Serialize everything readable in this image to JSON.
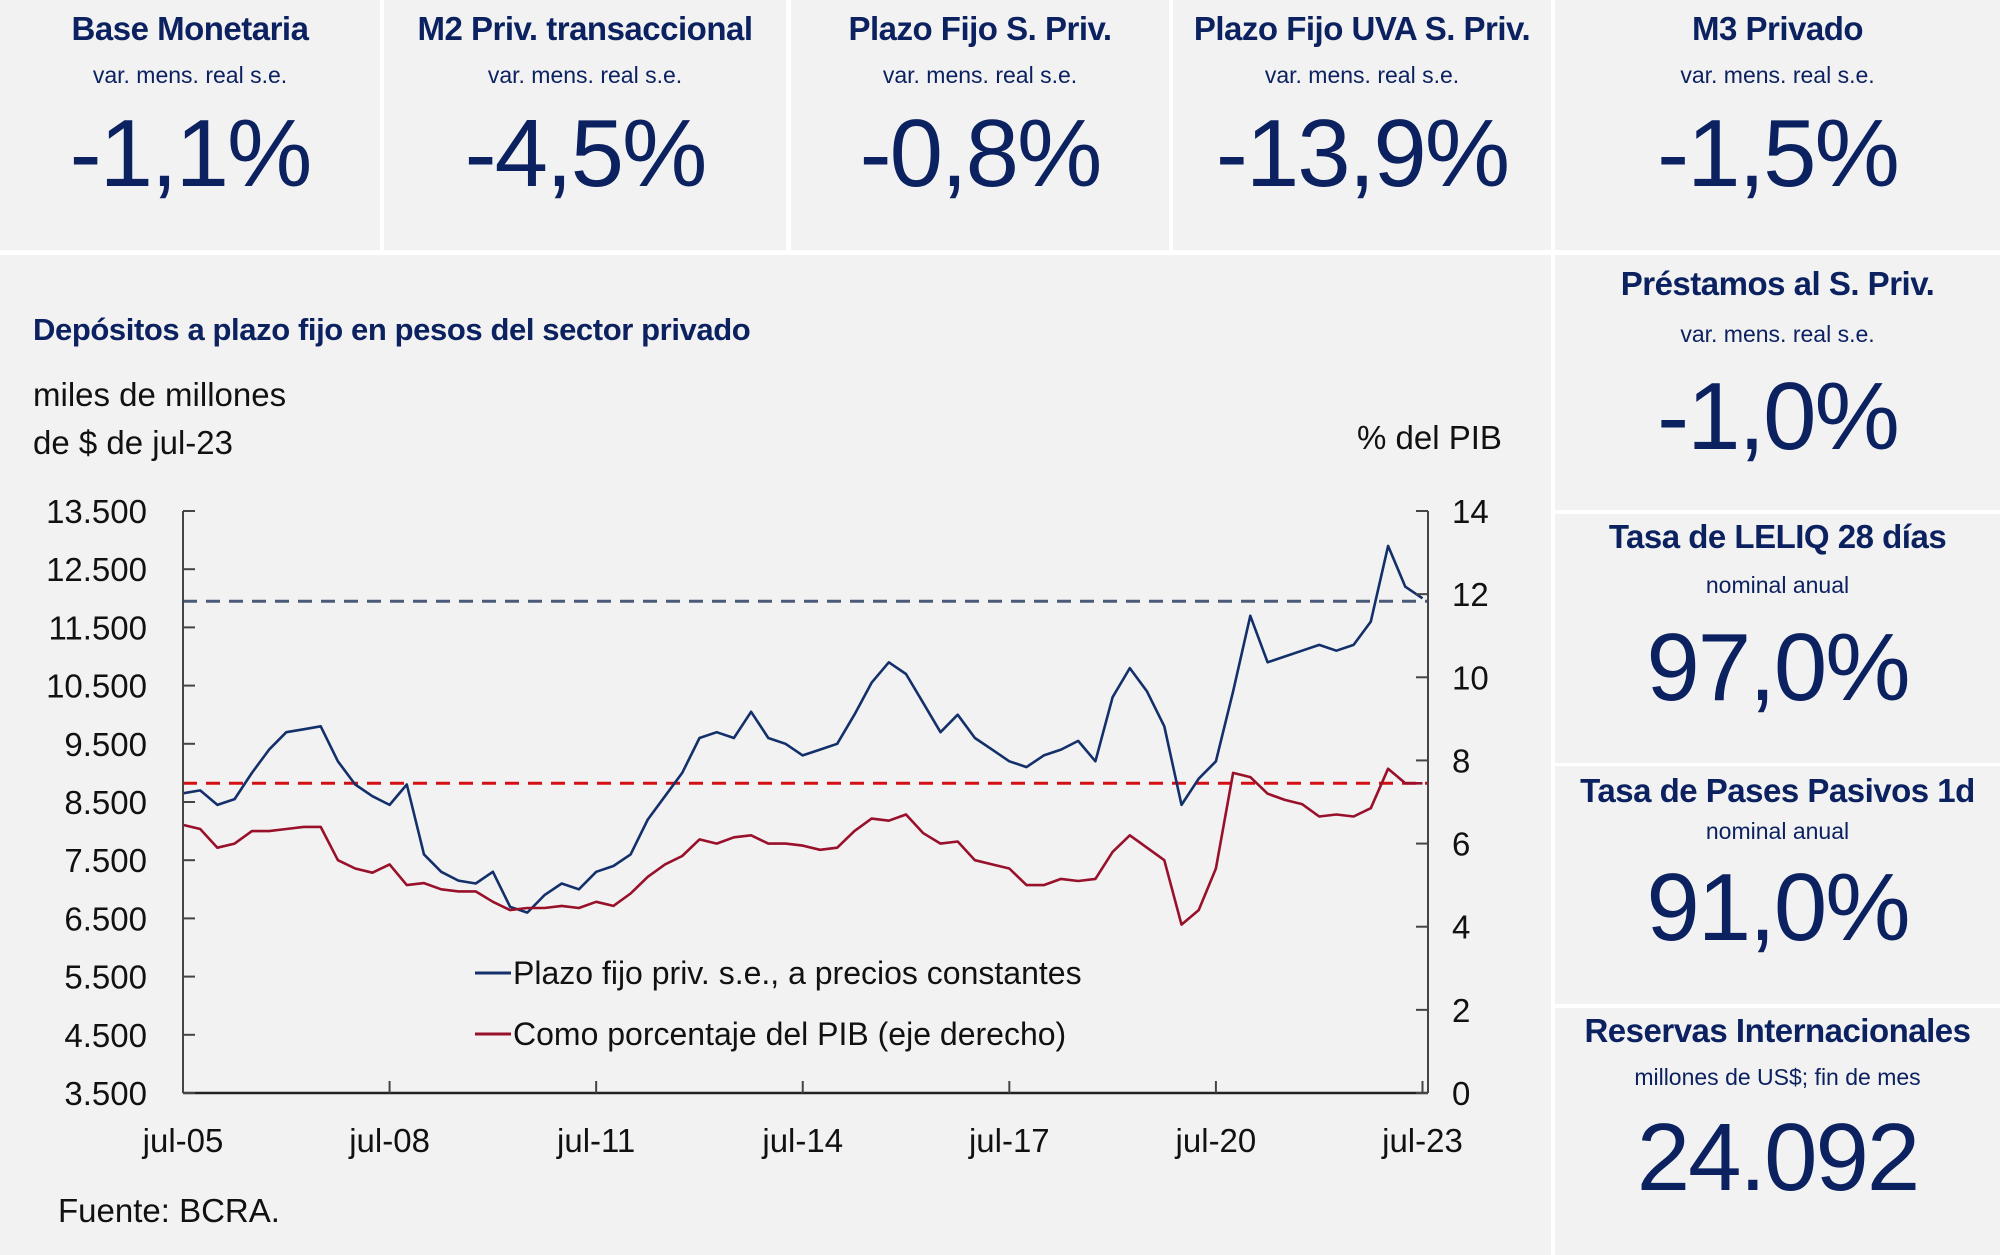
{
  "top_cards": [
    {
      "title": "Base Monetaria",
      "subtitle": "var. mens. real s.e.",
      "value": "-1,1%"
    },
    {
      "title": "M2 Priv. transaccional",
      "subtitle": "var. mens. real s.e.",
      "value": "-4,5%"
    },
    {
      "title": "Plazo Fijo S. Priv.",
      "subtitle": "var. mens. real s.e.",
      "value": "-0,8%"
    },
    {
      "title": "Plazo Fijo UVA S. Priv.",
      "subtitle": "var. mens. real s.e.",
      "value": "-13,9%"
    },
    {
      "title": "M3 Privado",
      "subtitle": "var. mens. real s.e.",
      "value": "-1,5%"
    }
  ],
  "side_cards": [
    {
      "title": "Préstamos al S. Priv.",
      "subtitle": "var. mens. real s.e.",
      "value": "-1,0%"
    },
    {
      "title": "Tasa de LELIQ 28 días",
      "subtitle": "nominal anual",
      "value": "97,0%"
    },
    {
      "title": "Tasa de Pases Pasivos 1d",
      "subtitle": "nominal anual",
      "value": "91,0%"
    },
    {
      "title": "Reservas Internacionales",
      "subtitle": "millones de US$; fin de mes",
      "value": "24.092"
    }
  ],
  "chart_panel": {
    "title": "Depósitos a plazo fijo en pesos del sector privado",
    "unit_left_line1": "miles de millones",
    "unit_left_line2": "de $ de jul-23",
    "unit_right": "% del PIB",
    "source": "Fuente: BCRA."
  },
  "colors": {
    "navy": "#0b2160",
    "series_blue": "#13306b",
    "series_red": "#98102a",
    "ref_blue_dashed": "#4a5a78",
    "ref_red_dashed": "#d40f14",
    "panel_bg": "#f2f2f2"
  },
  "chart_data": {
    "type": "line",
    "title": "Depósitos a plazo fijo en pesos del sector privado",
    "xlabel": "",
    "ylabel": "miles de millones de $ de jul-23",
    "y2label": "% del PIB",
    "ylim": [
      3500,
      13500
    ],
    "y2lim": [
      0,
      14
    ],
    "yticks": [
      "13.500",
      "12.500",
      "11.500",
      "10.500",
      "9.500",
      "8.500",
      "7.500",
      "6.500",
      "5.500",
      "4.500",
      "3.500"
    ],
    "ytick_values": [
      13500,
      12500,
      11500,
      10500,
      9500,
      8500,
      7500,
      6500,
      5500,
      4500,
      3500
    ],
    "y2ticks": [
      "14",
      "12",
      "10",
      "8",
      "6",
      "4",
      "2",
      "0"
    ],
    "y2tick_values": [
      14,
      12,
      10,
      8,
      6,
      4,
      2,
      0
    ],
    "xticks": [
      "jul-05",
      "jul-08",
      "jul-11",
      "jul-14",
      "jul-17",
      "jul-20",
      "jul-23"
    ],
    "xtick_values": [
      2005.5,
      2008.5,
      2011.5,
      2014.5,
      2017.5,
      2020.5,
      2023.5
    ],
    "xlim": [
      2005.5,
      2023.58
    ],
    "grid": false,
    "legend_position": "bottom-center",
    "x": [
      2005.5,
      2005.75,
      2006.0,
      2006.25,
      2006.5,
      2006.75,
      2007.0,
      2007.25,
      2007.5,
      2007.75,
      2008.0,
      2008.25,
      2008.5,
      2008.75,
      2009.0,
      2009.25,
      2009.5,
      2009.75,
      2010.0,
      2010.25,
      2010.5,
      2010.75,
      2011.0,
      2011.25,
      2011.5,
      2011.75,
      2012.0,
      2012.25,
      2012.5,
      2012.75,
      2013.0,
      2013.25,
      2013.5,
      2013.75,
      2014.0,
      2014.25,
      2014.5,
      2014.75,
      2015.0,
      2015.25,
      2015.5,
      2015.75,
      2016.0,
      2016.25,
      2016.5,
      2016.75,
      2017.0,
      2017.25,
      2017.5,
      2017.75,
      2018.0,
      2018.25,
      2018.5,
      2018.75,
      2019.0,
      2019.25,
      2019.5,
      2019.75,
      2020.0,
      2020.25,
      2020.5,
      2020.75,
      2021.0,
      2021.25,
      2021.5,
      2021.75,
      2022.0,
      2022.25,
      2022.5,
      2022.75,
      2023.0,
      2023.25,
      2023.5
    ],
    "series": [
      {
        "name": "Plazo fijo priv. s.e., a precios constantes",
        "axis": "left",
        "values": [
          8650,
          8700,
          8450,
          8550,
          9000,
          9400,
          9700,
          9750,
          9800,
          9200,
          8800,
          8600,
          8450,
          8800,
          7600,
          7300,
          7150,
          7100,
          7300,
          6700,
          6600,
          6900,
          7100,
          7000,
          7300,
          7400,
          7600,
          8200,
          8600,
          9000,
          9600,
          9700,
          9600,
          10050,
          9600,
          9500,
          9300,
          9400,
          9500,
          10000,
          10550,
          10900,
          10700,
          10200,
          9700,
          10000,
          9600,
          9400,
          9200,
          9100,
          9300,
          9400,
          9550,
          9200,
          10300,
          10800,
          10400,
          9800,
          8450,
          8900,
          9200,
          10400,
          11700,
          10900,
          11000,
          11100,
          11200,
          11100,
          11200,
          11600,
          12900,
          12200,
          12000
        ]
      },
      {
        "name": "Como porcentaje del PIB (eje derecho)",
        "axis": "right",
        "values": [
          6.45,
          6.35,
          5.9,
          6.0,
          6.3,
          6.3,
          6.35,
          6.4,
          6.4,
          5.6,
          5.4,
          5.3,
          5.5,
          5.0,
          5.05,
          4.9,
          4.85,
          4.85,
          4.6,
          4.4,
          4.45,
          4.45,
          4.5,
          4.45,
          4.6,
          4.5,
          4.8,
          5.2,
          5.5,
          5.7,
          6.1,
          6.0,
          6.15,
          6.2,
          6.0,
          6.0,
          5.95,
          5.85,
          5.9,
          6.3,
          6.6,
          6.55,
          6.7,
          6.25,
          6.0,
          6.05,
          5.6,
          5.5,
          5.4,
          5.0,
          5.0,
          5.15,
          5.1,
          5.15,
          5.8,
          6.2,
          5.9,
          5.6,
          4.05,
          4.4,
          5.4,
          7.7,
          7.6,
          7.2,
          7.05,
          6.95,
          6.65,
          6.7,
          6.65,
          6.85,
          7.8,
          7.45,
          7.45
        ]
      }
    ],
    "reference_lines": [
      {
        "name": "Nivel de referencia plazo fijo (línea discontinua azul)",
        "axis": "left",
        "value": 11950
      },
      {
        "name": "Nivel de referencia % del PIB (línea discontinua roja)",
        "axis": "right",
        "value": 7.45
      }
    ],
    "legend": [
      "Plazo fijo priv. s.e., a precios constantes",
      "Como porcentaje del PIB (eje derecho)"
    ]
  }
}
________________________
▶ GOAL
Check each line of the records for "precios" and copy the ones that contain it.

▶ RESPONSE
        "name": "Plazo fijo priv. s.e., a precios constantes",
      "Plazo fijo priv. s.e., a precios constantes",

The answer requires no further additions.